_JOB_
From the listing below, extract every line containing "data".

Figure record listings

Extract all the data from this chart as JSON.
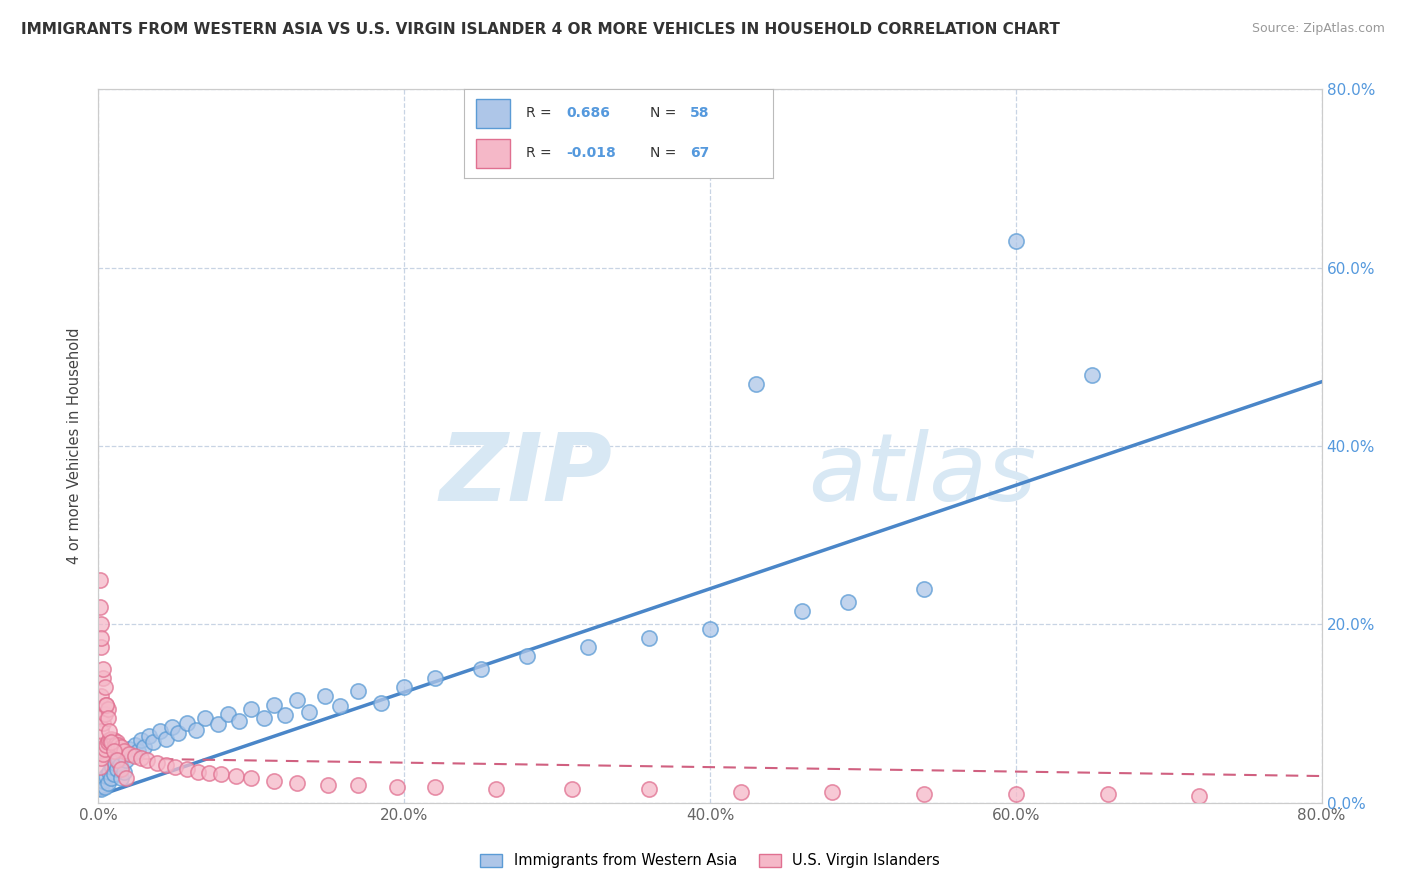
{
  "title": "IMMIGRANTS FROM WESTERN ASIA VS U.S. VIRGIN ISLANDER 4 OR MORE VEHICLES IN HOUSEHOLD CORRELATION CHART",
  "source": "Source: ZipAtlas.com",
  "ylabel": "4 or more Vehicles in Household",
  "xlim": [
    0,
    0.8
  ],
  "ylim": [
    0,
    0.8
  ],
  "xticks": [
    0.0,
    0.2,
    0.4,
    0.6,
    0.8
  ],
  "yticks": [
    0.0,
    0.2,
    0.4,
    0.6,
    0.8
  ],
  "xticklabels": [
    "0.0%",
    "20.0%",
    "40.0%",
    "60.0%",
    "80.0%"
  ],
  "yticklabels_right": [
    "0.0%",
    "20.0%",
    "40.0%",
    "60.0%",
    "80.0%"
  ],
  "legend_labels": [
    "Immigrants from Western Asia",
    "U.S. Virgin Islanders"
  ],
  "series1_R": 0.686,
  "series1_N": 58,
  "series2_R": -0.018,
  "series2_N": 67,
  "series1_color": "#aec6e8",
  "series2_color": "#f5b8c8",
  "series1_edge_color": "#5b9bd5",
  "series2_edge_color": "#e07090",
  "series1_line_color": "#4a86c8",
  "series2_line_color": "#d06080",
  "watermark_color": "#d8e8f4",
  "background_color": "#ffffff",
  "grid_color": "#c8d4e4",
  "title_color": "#333333",
  "right_axis_color": "#5599dd",
  "series1_x": [
    0.002,
    0.003,
    0.004,
    0.005,
    0.006,
    0.007,
    0.008,
    0.009,
    0.01,
    0.011,
    0.012,
    0.013,
    0.014,
    0.015,
    0.016,
    0.017,
    0.018,
    0.02,
    0.022,
    0.024,
    0.026,
    0.028,
    0.03,
    0.033,
    0.036,
    0.04,
    0.044,
    0.048,
    0.052,
    0.058,
    0.064,
    0.07,
    0.078,
    0.085,
    0.092,
    0.1,
    0.108,
    0.115,
    0.122,
    0.13,
    0.138,
    0.148,
    0.158,
    0.17,
    0.185,
    0.2,
    0.22,
    0.25,
    0.28,
    0.32,
    0.36,
    0.4,
    0.43,
    0.46,
    0.49,
    0.54,
    0.6,
    0.65
  ],
  "series1_y": [
    0.015,
    0.025,
    0.018,
    0.03,
    0.022,
    0.035,
    0.028,
    0.04,
    0.032,
    0.045,
    0.038,
    0.05,
    0.042,
    0.028,
    0.055,
    0.035,
    0.048,
    0.06,
    0.055,
    0.065,
    0.058,
    0.07,
    0.062,
    0.075,
    0.068,
    0.08,
    0.072,
    0.085,
    0.078,
    0.09,
    0.082,
    0.095,
    0.088,
    0.1,
    0.092,
    0.105,
    0.095,
    0.11,
    0.098,
    0.115,
    0.102,
    0.12,
    0.108,
    0.125,
    0.112,
    0.13,
    0.14,
    0.15,
    0.165,
    0.175,
    0.185,
    0.195,
    0.47,
    0.215,
    0.225,
    0.24,
    0.63,
    0.48
  ],
  "series2_x": [
    0.001,
    0.001,
    0.001,
    0.002,
    0.002,
    0.002,
    0.002,
    0.003,
    0.003,
    0.003,
    0.004,
    0.004,
    0.005,
    0.005,
    0.006,
    0.006,
    0.007,
    0.008,
    0.009,
    0.01,
    0.011,
    0.012,
    0.013,
    0.015,
    0.017,
    0.02,
    0.024,
    0.028,
    0.032,
    0.038,
    0.044,
    0.05,
    0.058,
    0.065,
    0.072,
    0.08,
    0.09,
    0.1,
    0.115,
    0.13,
    0.15,
    0.17,
    0.195,
    0.22,
    0.26,
    0.31,
    0.36,
    0.42,
    0.48,
    0.54,
    0.6,
    0.66,
    0.72,
    0.001,
    0.001,
    0.002,
    0.002,
    0.003,
    0.004,
    0.005,
    0.006,
    0.007,
    0.008,
    0.01,
    0.012,
    0.015,
    0.018
  ],
  "series2_y": [
    0.04,
    0.065,
    0.095,
    0.05,
    0.08,
    0.12,
    0.175,
    0.055,
    0.09,
    0.14,
    0.06,
    0.1,
    0.065,
    0.11,
    0.068,
    0.105,
    0.07,
    0.072,
    0.068,
    0.07,
    0.065,
    0.068,
    0.065,
    0.062,
    0.058,
    0.055,
    0.052,
    0.05,
    0.048,
    0.045,
    0.042,
    0.04,
    0.038,
    0.035,
    0.033,
    0.032,
    0.03,
    0.028,
    0.025,
    0.022,
    0.02,
    0.02,
    0.018,
    0.018,
    0.015,
    0.015,
    0.015,
    0.012,
    0.012,
    0.01,
    0.01,
    0.01,
    0.008,
    0.22,
    0.25,
    0.2,
    0.185,
    0.15,
    0.13,
    0.11,
    0.095,
    0.08,
    0.068,
    0.058,
    0.048,
    0.038,
    0.028
  ],
  "trend1_x0": 0.0,
  "trend1_y0": 0.008,
  "trend1_x1": 0.8,
  "trend1_y1": 0.472,
  "trend2_x0": 0.0,
  "trend2_y0": 0.05,
  "trend2_x1": 0.8,
  "trend2_y1": 0.03
}
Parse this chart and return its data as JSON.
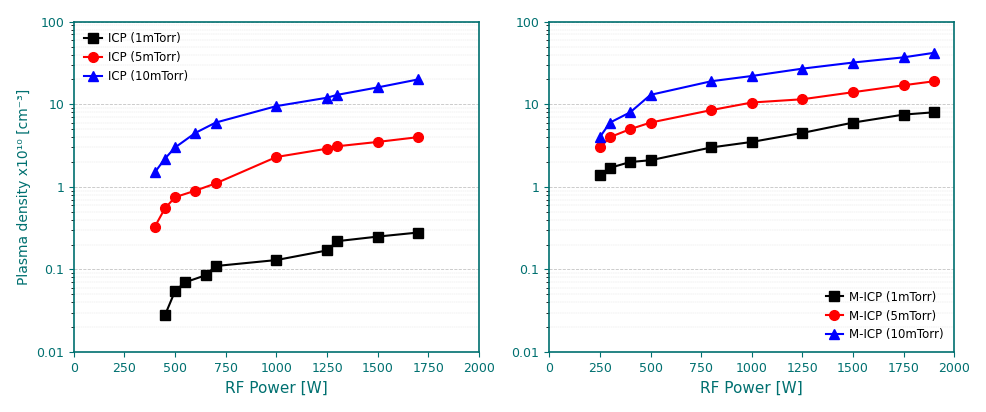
{
  "left_title": "",
  "right_title": "",
  "ylabel": "Plasma density x10¹⁰ [cm⁻³]",
  "xlabel": "RF Power [W]",
  "left": {
    "icp_1mtorr": {
      "x": [
        450,
        500,
        550,
        650,
        700,
        1000,
        1250,
        1300,
        1500,
        1700
      ],
      "y": [
        0.028,
        0.055,
        0.07,
        0.085,
        0.11,
        0.13,
        0.17,
        0.22,
        0.25,
        0.28
      ],
      "color": "#000000",
      "marker": "s",
      "label": "ICP (1mTorr)"
    },
    "icp_5mtorr": {
      "x": [
        400,
        450,
        500,
        600,
        700,
        1000,
        1250,
        1300,
        1500,
        1700
      ],
      "y": [
        0.33,
        0.55,
        0.75,
        0.9,
        1.1,
        2.3,
        2.9,
        3.1,
        3.5,
        4.0
      ],
      "color": "#ff0000",
      "marker": "o",
      "label": "ICP (5mTorr)"
    },
    "icp_10mtorr": {
      "x": [
        400,
        450,
        500,
        600,
        700,
        1000,
        1250,
        1300,
        1500,
        1700
      ],
      "y": [
        1.5,
        2.2,
        3.0,
        4.5,
        6.0,
        9.5,
        12.0,
        13.0,
        16.0,
        20.0
      ],
      "color": "#0000ff",
      "marker": "^",
      "label": "ICP (10mTorr)"
    },
    "xlim": [
      0,
      2000
    ],
    "ylim": [
      0.01,
      100
    ],
    "xticks": [
      0,
      250,
      500,
      750,
      1000,
      1250,
      1500,
      1750,
      2000
    ]
  },
  "right": {
    "micp_1mtorr": {
      "x": [
        250,
        300,
        400,
        500,
        800,
        1000,
        1250,
        1500,
        1750,
        1900
      ],
      "y": [
        1.4,
        1.7,
        2.0,
        2.1,
        3.0,
        3.5,
        4.5,
        6.0,
        7.5,
        8.0
      ],
      "color": "#000000",
      "marker": "s",
      "label": "M-ICP (1mTorr)"
    },
    "micp_5mtorr": {
      "x": [
        250,
        300,
        400,
        500,
        800,
        1000,
        1250,
        1500,
        1750,
        1900
      ],
      "y": [
        3.0,
        4.0,
        5.0,
        6.0,
        8.5,
        10.5,
        11.5,
        14.0,
        17.0,
        19.0
      ],
      "color": "#ff0000",
      "marker": "o",
      "label": "M-ICP (5mTorr)"
    },
    "micp_10mtorr": {
      "x": [
        250,
        300,
        400,
        500,
        800,
        1000,
        1250,
        1500,
        1750,
        1900
      ],
      "y": [
        4.0,
        6.0,
        8.0,
        13.0,
        19.0,
        22.0,
        27.0,
        32.0,
        37.0,
        42.0
      ],
      "color": "#0000ff",
      "marker": "^",
      "label": "M-ICP (10mTorr)"
    },
    "xlim": [
      0,
      2000
    ],
    "ylim": [
      0.01,
      100
    ],
    "xticks": [
      0,
      250,
      500,
      750,
      1000,
      1250,
      1500,
      1750,
      2000
    ]
  },
  "axis_color": "#007070",
  "tick_color": "#007070",
  "label_color": "#007070",
  "grid_color": "#aaaaaa",
  "legend_loc_left": "upper left",
  "legend_loc_right": "lower right",
  "markersize": 7,
  "linewidth": 1.5
}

_SOLUTION_
Extract all the data from this chart as JSON.
Parse this chart and return its data as JSON.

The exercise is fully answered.